-------- Material for this task

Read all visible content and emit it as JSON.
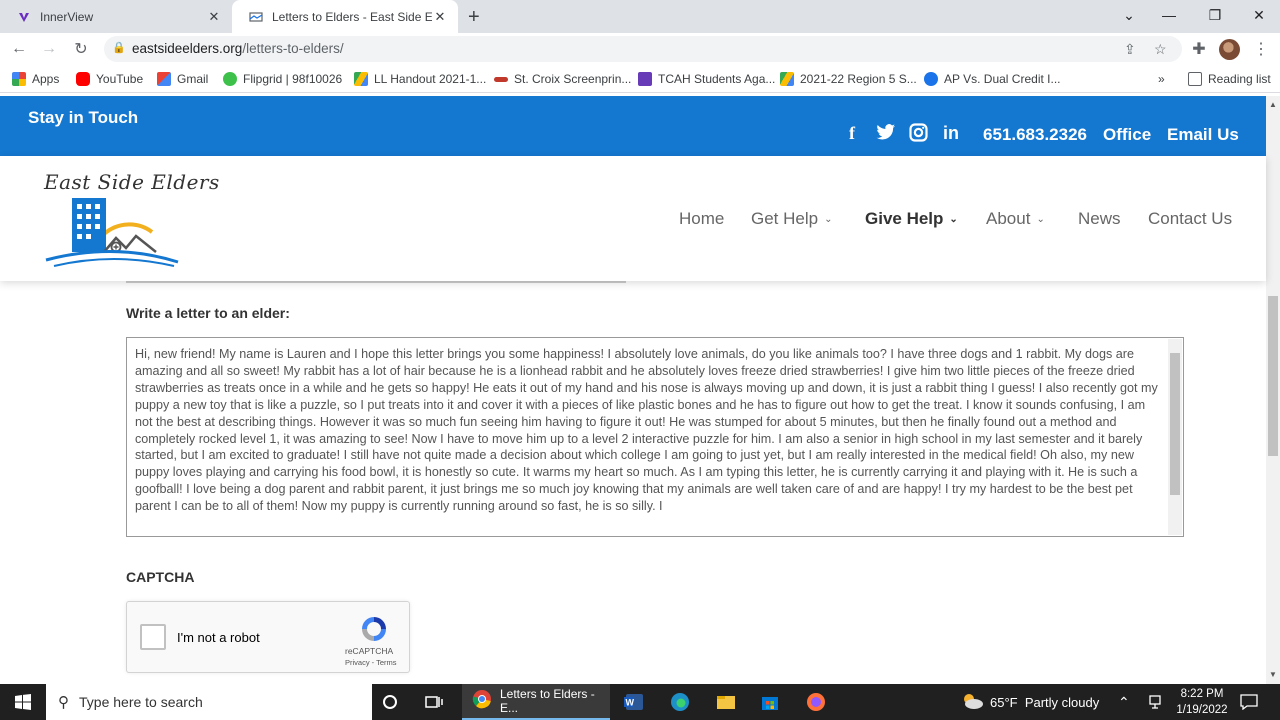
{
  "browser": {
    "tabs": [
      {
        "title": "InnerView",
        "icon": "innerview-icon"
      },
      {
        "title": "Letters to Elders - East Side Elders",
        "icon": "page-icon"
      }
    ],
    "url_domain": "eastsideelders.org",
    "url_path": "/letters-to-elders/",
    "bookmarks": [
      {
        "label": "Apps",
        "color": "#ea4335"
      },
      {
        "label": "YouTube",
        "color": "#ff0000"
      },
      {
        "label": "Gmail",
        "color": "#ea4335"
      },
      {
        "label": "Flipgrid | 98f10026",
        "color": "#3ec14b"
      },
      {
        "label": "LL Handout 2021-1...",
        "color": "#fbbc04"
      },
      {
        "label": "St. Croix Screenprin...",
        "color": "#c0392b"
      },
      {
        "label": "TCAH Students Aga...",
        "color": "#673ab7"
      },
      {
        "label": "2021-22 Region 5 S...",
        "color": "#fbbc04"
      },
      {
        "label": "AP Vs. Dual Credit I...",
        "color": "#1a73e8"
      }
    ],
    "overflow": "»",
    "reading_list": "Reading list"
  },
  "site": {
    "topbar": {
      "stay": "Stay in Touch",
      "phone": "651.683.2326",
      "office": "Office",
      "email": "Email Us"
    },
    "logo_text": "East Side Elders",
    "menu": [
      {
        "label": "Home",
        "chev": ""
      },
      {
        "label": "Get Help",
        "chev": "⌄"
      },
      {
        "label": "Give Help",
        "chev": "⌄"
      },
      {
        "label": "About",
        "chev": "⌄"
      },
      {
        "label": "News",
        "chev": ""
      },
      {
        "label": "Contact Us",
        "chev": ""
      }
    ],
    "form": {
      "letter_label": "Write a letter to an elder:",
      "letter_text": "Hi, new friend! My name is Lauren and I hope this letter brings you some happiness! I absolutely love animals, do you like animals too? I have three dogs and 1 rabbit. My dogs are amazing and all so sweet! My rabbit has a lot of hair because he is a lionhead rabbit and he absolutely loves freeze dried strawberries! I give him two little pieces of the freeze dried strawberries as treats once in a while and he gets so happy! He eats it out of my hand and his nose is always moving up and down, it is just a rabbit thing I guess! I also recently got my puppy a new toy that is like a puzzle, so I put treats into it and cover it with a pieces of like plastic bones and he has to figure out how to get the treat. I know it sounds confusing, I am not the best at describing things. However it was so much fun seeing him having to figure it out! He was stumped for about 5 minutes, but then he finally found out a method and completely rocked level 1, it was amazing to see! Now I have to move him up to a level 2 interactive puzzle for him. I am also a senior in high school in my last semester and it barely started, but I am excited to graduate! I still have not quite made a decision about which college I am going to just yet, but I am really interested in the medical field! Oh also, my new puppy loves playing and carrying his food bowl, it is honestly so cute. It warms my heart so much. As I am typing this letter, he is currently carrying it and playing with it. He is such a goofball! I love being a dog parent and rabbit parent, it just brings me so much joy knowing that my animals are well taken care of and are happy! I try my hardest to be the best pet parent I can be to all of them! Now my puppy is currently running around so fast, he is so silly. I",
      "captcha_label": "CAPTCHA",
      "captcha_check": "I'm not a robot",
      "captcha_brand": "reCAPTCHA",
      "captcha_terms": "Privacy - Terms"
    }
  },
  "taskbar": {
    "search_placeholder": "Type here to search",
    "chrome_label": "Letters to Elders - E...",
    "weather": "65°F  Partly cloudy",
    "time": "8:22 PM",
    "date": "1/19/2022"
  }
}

----------------
-------- Material for this task

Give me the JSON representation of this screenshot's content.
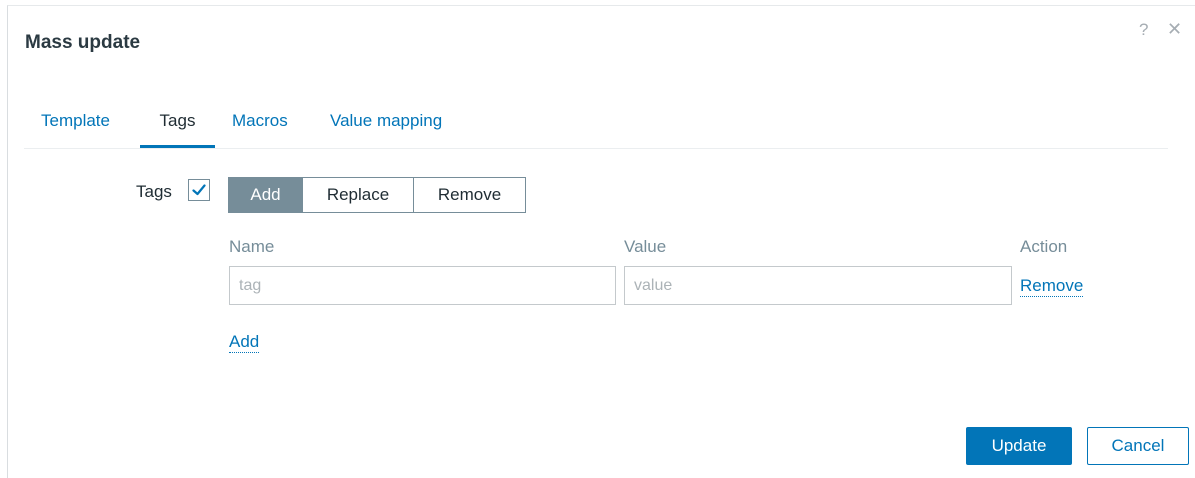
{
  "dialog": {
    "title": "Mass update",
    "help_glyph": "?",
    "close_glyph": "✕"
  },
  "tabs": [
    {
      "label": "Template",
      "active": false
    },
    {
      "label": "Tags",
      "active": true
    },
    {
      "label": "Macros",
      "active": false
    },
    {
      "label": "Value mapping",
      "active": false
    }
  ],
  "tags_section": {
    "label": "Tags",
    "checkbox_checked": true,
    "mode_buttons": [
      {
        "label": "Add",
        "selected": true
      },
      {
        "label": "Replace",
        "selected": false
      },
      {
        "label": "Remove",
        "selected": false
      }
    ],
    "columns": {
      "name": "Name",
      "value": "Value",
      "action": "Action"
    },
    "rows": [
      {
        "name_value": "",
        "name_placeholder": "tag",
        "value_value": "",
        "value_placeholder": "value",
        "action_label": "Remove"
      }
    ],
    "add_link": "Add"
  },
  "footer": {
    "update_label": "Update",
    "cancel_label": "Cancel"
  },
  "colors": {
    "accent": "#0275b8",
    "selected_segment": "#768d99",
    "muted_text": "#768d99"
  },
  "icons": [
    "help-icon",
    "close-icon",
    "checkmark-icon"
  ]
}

----------------
-------- Material for this task

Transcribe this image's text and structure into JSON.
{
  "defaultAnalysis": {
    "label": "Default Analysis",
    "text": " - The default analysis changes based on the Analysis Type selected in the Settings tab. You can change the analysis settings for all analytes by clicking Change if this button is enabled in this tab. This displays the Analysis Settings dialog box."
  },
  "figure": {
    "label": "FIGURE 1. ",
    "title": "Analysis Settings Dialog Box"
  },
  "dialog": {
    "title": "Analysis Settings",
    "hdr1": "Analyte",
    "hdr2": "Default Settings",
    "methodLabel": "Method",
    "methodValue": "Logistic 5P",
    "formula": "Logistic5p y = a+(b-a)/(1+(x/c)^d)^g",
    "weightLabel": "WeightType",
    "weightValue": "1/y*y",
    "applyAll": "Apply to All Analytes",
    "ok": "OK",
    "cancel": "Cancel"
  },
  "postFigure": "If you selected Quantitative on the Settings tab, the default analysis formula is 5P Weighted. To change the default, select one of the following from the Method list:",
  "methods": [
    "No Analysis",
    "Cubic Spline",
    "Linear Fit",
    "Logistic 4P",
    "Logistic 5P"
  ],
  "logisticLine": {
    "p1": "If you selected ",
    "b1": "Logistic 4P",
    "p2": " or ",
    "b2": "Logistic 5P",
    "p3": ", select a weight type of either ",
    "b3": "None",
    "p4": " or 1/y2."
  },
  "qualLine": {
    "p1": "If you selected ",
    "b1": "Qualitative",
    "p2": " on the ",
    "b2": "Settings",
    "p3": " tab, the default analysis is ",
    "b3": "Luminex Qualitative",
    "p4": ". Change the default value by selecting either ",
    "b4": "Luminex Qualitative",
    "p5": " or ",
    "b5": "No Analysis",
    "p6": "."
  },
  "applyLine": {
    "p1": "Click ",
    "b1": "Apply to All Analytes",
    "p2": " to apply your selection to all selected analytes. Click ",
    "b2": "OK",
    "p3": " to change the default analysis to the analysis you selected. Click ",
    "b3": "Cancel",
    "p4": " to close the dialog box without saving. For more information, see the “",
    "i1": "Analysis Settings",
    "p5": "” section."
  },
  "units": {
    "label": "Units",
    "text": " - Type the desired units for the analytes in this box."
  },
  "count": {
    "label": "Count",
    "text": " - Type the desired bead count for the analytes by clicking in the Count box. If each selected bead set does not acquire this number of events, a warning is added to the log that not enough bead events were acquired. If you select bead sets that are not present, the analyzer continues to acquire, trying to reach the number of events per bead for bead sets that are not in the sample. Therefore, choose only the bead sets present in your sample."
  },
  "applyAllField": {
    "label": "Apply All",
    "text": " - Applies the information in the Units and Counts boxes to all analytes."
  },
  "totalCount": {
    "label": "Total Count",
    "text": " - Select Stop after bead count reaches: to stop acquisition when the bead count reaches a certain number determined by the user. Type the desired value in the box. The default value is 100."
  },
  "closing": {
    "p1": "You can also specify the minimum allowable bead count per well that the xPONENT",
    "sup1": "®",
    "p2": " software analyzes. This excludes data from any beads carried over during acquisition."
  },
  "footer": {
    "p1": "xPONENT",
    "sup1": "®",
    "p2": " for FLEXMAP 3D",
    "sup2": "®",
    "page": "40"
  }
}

----------------

§ **Exercise aim**
Pick out, from the lines above, every one that contains the string "clicking".

§ **Written response**
    "text": " - The default analysis changes based on the Analysis Type selected in the Settings tab. You can change the analysis settings for all analytes by clicking Change if this button is enabled in this tab. This displays the Analysis Settings dialog box."
    "text": " - Type the desired bead count for the analytes by clicking in the Count box. If each selected bead set does not acquire this number of events, a warning is added to the log that not enough bead events were acquired. If you select bead sets that are not present, the analyzer continues to acquire, trying to reach the number of events per bead for bead sets that are not in the sample. Therefore, choose only the bead sets present in your sample."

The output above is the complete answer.